— BEGIN Data for this task —

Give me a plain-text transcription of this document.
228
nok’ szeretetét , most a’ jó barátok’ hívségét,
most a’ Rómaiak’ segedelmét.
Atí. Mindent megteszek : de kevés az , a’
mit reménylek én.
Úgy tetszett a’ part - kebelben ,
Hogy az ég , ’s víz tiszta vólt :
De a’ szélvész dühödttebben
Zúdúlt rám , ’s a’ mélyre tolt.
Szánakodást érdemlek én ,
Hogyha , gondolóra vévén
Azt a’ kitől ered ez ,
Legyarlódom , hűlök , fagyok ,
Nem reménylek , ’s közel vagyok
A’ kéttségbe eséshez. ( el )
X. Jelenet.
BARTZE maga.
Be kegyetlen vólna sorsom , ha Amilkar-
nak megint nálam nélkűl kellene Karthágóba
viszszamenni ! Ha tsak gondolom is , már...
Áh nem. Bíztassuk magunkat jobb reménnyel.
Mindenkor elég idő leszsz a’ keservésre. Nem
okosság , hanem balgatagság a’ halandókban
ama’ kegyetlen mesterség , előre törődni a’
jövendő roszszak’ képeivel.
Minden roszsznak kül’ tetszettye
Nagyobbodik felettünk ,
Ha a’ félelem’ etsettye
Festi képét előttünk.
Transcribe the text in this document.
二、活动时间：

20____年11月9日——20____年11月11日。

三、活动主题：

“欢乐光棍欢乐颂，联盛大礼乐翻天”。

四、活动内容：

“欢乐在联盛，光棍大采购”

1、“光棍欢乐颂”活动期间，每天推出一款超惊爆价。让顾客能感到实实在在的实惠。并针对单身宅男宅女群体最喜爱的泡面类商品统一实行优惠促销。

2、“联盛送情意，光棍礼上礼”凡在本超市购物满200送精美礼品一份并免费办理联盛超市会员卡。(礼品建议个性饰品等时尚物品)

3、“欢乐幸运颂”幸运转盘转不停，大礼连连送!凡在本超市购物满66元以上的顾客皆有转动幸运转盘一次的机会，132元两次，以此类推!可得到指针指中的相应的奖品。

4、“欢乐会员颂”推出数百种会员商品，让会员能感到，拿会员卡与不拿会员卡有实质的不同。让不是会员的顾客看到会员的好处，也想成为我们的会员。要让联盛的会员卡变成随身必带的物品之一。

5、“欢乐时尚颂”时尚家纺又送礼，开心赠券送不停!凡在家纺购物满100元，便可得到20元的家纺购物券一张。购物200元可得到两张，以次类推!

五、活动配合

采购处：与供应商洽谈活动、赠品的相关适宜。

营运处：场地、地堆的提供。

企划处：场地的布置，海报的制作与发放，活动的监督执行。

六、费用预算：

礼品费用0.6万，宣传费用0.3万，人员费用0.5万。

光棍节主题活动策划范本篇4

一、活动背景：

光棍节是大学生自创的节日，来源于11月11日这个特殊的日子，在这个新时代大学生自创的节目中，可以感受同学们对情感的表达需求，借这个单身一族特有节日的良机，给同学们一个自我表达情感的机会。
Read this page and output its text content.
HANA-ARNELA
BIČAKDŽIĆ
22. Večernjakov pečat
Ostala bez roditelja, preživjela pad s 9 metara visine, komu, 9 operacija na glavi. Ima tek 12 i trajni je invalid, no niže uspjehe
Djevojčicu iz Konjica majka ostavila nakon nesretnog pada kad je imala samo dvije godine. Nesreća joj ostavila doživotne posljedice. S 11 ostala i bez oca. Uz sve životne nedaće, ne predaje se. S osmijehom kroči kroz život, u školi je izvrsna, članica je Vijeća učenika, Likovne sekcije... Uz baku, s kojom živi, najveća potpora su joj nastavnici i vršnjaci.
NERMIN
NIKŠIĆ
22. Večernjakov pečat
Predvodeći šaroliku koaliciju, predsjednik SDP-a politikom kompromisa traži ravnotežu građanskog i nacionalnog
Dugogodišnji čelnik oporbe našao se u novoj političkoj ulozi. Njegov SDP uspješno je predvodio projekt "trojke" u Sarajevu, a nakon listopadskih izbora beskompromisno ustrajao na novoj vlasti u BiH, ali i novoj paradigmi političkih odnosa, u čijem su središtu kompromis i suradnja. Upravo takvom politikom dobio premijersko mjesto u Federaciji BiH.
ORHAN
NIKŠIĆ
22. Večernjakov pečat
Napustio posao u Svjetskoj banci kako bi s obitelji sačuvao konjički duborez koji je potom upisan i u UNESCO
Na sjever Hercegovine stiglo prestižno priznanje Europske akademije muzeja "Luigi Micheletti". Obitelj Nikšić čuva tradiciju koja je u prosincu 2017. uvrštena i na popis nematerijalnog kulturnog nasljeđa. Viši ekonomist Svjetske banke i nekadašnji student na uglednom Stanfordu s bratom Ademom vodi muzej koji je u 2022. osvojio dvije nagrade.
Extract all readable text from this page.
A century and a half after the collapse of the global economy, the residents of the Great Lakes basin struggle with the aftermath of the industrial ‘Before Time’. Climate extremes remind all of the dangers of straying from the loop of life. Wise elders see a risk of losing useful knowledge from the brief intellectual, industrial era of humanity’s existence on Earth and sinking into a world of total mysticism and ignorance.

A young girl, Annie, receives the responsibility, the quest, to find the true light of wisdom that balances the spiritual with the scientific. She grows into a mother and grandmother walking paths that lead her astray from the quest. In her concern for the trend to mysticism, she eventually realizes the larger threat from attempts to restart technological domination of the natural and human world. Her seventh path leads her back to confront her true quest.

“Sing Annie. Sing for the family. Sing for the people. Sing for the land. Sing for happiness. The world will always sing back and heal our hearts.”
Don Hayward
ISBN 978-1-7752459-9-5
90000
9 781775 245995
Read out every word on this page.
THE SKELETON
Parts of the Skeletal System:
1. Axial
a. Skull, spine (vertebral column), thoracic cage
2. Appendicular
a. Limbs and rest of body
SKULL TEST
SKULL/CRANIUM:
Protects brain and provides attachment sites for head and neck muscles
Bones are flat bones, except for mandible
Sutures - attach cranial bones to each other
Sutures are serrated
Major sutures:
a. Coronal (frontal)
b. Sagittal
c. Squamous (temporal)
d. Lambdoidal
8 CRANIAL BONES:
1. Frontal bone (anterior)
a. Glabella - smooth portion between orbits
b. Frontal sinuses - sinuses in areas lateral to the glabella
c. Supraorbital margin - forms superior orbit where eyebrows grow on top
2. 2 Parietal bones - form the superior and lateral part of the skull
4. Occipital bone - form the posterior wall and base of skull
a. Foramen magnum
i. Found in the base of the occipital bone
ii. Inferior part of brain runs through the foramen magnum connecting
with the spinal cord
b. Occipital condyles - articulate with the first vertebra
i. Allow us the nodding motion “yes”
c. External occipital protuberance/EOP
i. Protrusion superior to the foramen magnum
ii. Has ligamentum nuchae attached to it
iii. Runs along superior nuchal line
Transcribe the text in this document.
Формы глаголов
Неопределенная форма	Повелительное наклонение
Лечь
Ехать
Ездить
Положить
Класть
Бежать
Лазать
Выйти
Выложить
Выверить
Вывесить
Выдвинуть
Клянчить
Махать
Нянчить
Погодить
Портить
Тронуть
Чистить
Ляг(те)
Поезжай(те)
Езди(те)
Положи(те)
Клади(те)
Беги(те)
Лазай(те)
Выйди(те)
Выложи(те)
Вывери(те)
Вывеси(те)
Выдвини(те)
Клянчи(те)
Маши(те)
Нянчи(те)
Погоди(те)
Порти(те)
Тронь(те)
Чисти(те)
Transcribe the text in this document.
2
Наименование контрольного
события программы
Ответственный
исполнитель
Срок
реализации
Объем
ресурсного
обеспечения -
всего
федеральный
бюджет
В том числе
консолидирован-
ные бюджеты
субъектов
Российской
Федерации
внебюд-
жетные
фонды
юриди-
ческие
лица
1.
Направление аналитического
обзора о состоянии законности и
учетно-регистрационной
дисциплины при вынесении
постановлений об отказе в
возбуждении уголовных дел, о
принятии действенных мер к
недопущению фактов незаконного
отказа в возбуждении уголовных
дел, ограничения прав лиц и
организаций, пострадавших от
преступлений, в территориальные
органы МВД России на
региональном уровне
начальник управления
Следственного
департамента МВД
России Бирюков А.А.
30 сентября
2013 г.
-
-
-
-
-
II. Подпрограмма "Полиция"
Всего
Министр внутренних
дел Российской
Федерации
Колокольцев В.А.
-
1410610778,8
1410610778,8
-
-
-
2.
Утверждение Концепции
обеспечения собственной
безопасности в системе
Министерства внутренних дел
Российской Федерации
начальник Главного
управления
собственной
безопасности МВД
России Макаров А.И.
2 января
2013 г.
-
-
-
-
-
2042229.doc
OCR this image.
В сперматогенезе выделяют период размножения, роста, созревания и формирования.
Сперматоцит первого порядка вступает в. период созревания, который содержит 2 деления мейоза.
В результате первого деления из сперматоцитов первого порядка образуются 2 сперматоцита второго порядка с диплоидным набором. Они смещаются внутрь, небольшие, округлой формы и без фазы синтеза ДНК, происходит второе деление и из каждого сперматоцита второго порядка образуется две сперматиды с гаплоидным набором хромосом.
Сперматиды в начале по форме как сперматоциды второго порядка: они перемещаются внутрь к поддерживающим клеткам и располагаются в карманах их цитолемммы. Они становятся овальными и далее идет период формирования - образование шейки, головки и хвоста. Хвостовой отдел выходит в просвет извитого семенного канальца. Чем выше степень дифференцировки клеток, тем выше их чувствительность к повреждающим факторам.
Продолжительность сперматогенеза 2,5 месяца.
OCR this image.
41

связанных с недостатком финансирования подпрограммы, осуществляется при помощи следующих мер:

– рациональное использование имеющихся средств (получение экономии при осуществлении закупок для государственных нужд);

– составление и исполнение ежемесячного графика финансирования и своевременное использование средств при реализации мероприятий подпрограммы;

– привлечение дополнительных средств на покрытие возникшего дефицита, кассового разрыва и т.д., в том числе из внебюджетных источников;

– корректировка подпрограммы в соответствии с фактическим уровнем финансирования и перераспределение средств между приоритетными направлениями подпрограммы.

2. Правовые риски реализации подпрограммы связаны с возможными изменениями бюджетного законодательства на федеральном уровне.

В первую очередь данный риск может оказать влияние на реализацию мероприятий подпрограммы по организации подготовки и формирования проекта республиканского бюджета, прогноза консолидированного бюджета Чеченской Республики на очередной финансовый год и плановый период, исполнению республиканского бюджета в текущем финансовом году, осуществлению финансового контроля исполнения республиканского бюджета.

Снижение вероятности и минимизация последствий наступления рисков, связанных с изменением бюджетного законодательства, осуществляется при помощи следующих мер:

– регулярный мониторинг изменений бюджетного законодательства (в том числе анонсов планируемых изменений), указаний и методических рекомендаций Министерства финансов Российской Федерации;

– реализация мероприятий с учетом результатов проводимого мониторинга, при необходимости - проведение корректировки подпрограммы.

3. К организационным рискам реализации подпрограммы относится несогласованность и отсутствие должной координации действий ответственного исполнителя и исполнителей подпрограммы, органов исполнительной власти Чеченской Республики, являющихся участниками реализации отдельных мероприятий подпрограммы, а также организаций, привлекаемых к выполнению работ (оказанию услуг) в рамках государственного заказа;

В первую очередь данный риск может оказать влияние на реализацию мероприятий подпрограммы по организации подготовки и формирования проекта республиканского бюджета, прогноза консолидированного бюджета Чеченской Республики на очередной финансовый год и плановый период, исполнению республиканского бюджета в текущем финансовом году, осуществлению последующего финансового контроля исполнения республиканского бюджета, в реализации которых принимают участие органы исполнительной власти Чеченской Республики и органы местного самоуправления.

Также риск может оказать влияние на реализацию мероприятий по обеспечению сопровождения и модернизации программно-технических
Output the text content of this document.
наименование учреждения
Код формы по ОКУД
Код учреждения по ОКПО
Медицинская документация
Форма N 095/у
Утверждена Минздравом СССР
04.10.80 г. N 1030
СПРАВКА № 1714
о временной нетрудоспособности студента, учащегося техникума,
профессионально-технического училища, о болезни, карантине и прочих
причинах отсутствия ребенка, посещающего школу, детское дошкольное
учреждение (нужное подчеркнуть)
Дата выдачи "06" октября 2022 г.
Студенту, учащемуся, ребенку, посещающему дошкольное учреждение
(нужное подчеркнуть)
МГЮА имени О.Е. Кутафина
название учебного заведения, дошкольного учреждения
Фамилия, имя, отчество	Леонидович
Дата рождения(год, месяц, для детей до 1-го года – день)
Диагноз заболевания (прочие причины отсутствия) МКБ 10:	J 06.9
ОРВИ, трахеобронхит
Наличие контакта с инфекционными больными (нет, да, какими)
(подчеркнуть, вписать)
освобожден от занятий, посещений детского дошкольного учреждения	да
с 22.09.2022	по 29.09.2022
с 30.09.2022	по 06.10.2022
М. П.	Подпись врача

— END Data for this task —

* Exercise
Identify and list each line with the word "органы".

* The reply
органы МВД России на
В первую очередь данный риск может оказать влияние на реализацию мероприятий подпрограммы по организации подготовки и формирования проекта республиканского бюджета, прогноза консолидированного бюджета Чеченской Республики на очередной финансовый год и плановый период, исполнению республиканского бюджета в текущем финансовом году, осуществлению последующего финансового контроля исполнения республиканского бюджета, в реализации которых принимают участие органы исполнительной власти Чеченской Республики и органы местного самоуправления.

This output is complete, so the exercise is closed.